▶ _Task prompt_:
In the records that follow, show each line where the word "salary" is present.

Records from a collection
— Start —
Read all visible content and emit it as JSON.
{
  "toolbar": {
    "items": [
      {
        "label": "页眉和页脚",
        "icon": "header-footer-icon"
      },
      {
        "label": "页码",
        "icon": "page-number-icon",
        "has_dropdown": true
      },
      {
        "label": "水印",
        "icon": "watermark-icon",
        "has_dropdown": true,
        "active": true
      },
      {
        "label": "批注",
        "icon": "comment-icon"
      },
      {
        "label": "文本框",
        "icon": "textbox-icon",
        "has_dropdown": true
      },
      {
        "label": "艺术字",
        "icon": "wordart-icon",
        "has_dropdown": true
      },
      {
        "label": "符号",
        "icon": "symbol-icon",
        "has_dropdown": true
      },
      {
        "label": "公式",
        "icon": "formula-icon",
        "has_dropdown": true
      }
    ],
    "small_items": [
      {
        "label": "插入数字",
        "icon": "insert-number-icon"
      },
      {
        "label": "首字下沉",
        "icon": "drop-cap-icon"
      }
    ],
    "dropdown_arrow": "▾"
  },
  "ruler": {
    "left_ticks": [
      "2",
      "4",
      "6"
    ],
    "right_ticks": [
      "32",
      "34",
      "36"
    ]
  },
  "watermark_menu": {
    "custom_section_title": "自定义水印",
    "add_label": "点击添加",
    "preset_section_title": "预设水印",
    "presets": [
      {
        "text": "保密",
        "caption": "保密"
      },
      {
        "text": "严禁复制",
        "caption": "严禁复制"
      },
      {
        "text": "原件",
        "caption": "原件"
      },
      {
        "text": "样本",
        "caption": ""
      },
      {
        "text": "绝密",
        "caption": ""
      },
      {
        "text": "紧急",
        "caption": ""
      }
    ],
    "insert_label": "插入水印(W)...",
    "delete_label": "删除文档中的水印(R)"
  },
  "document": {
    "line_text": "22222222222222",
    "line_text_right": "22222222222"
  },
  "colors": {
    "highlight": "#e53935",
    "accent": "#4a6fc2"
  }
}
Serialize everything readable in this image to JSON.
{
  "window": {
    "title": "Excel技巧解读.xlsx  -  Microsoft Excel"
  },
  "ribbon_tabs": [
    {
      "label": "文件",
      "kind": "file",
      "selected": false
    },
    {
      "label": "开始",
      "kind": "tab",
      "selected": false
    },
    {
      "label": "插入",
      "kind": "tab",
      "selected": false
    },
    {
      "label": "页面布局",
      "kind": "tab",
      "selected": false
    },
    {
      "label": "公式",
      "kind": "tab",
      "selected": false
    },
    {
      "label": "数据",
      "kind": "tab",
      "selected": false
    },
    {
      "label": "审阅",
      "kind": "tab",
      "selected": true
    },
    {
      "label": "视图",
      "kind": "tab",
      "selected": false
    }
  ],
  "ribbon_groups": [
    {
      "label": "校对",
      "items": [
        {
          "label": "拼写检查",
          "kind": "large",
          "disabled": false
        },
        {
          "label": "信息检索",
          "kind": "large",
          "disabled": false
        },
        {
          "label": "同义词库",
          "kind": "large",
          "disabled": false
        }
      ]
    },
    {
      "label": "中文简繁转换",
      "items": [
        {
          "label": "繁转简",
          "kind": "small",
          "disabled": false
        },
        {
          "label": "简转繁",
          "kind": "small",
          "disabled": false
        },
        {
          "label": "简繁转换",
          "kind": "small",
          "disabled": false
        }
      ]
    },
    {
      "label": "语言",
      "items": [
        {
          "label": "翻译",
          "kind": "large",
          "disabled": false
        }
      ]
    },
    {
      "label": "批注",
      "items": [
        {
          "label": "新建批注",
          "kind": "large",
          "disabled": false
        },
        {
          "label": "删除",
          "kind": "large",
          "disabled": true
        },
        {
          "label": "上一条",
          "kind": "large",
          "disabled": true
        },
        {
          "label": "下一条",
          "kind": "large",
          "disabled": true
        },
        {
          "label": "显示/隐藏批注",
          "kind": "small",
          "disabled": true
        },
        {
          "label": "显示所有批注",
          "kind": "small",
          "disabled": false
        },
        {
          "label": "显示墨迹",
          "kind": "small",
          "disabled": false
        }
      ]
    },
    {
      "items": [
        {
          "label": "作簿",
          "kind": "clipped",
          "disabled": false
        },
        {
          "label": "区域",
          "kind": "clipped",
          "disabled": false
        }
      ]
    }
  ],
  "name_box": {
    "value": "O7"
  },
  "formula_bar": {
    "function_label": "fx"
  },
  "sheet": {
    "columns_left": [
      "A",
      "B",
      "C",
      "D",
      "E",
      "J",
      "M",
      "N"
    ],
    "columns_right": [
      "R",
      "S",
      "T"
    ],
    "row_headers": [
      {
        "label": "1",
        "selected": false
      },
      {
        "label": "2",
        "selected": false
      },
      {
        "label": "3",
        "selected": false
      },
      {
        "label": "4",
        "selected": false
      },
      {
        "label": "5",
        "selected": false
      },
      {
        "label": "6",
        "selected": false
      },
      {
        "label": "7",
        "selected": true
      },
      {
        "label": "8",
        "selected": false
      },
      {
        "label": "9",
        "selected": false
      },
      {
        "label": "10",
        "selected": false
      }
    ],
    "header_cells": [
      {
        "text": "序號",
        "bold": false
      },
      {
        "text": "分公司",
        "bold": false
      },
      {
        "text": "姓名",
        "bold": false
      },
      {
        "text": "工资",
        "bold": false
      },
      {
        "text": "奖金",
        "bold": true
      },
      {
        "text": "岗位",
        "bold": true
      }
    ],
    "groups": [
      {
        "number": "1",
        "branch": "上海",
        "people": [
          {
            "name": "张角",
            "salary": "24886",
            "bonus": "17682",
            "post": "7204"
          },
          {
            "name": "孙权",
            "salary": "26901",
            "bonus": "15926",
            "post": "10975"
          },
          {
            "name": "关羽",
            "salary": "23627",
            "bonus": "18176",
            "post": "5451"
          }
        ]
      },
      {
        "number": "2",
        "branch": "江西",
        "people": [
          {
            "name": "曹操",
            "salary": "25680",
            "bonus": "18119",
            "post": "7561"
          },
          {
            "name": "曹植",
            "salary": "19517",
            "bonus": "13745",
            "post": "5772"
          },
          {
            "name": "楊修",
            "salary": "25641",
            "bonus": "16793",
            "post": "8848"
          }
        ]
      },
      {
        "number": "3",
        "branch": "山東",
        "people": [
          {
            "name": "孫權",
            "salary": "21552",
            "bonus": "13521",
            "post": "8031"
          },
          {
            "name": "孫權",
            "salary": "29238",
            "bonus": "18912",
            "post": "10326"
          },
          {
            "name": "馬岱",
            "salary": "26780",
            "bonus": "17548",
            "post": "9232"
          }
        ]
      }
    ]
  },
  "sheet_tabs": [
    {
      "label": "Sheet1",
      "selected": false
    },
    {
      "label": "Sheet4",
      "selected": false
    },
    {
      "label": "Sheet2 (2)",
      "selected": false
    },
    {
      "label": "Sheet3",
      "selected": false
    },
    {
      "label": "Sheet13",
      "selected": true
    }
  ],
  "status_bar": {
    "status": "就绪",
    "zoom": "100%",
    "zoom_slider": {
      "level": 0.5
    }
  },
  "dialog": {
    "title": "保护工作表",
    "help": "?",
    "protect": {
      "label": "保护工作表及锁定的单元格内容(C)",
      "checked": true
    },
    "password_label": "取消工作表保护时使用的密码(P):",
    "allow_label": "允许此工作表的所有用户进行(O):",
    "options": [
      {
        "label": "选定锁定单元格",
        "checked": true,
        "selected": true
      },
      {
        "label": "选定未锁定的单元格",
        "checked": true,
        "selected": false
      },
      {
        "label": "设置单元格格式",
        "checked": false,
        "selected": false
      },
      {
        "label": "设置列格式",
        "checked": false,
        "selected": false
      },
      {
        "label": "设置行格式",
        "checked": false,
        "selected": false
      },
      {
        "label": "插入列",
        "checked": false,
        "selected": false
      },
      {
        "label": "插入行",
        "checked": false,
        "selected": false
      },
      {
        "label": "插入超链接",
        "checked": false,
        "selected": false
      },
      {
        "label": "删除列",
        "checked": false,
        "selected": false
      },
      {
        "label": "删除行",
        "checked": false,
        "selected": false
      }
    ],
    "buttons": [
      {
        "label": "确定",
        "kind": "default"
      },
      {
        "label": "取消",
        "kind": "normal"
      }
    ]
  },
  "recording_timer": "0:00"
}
— End —
▶ _Exercise solution_:
            "salary": "24886",
            "salary": "26901",
            "salary": "23627",
            "salary": "25680",
            "salary": "19517",
            "salary": "25641",
            "salary": "21552",
            "salary": "29238",
            "salary": "26780",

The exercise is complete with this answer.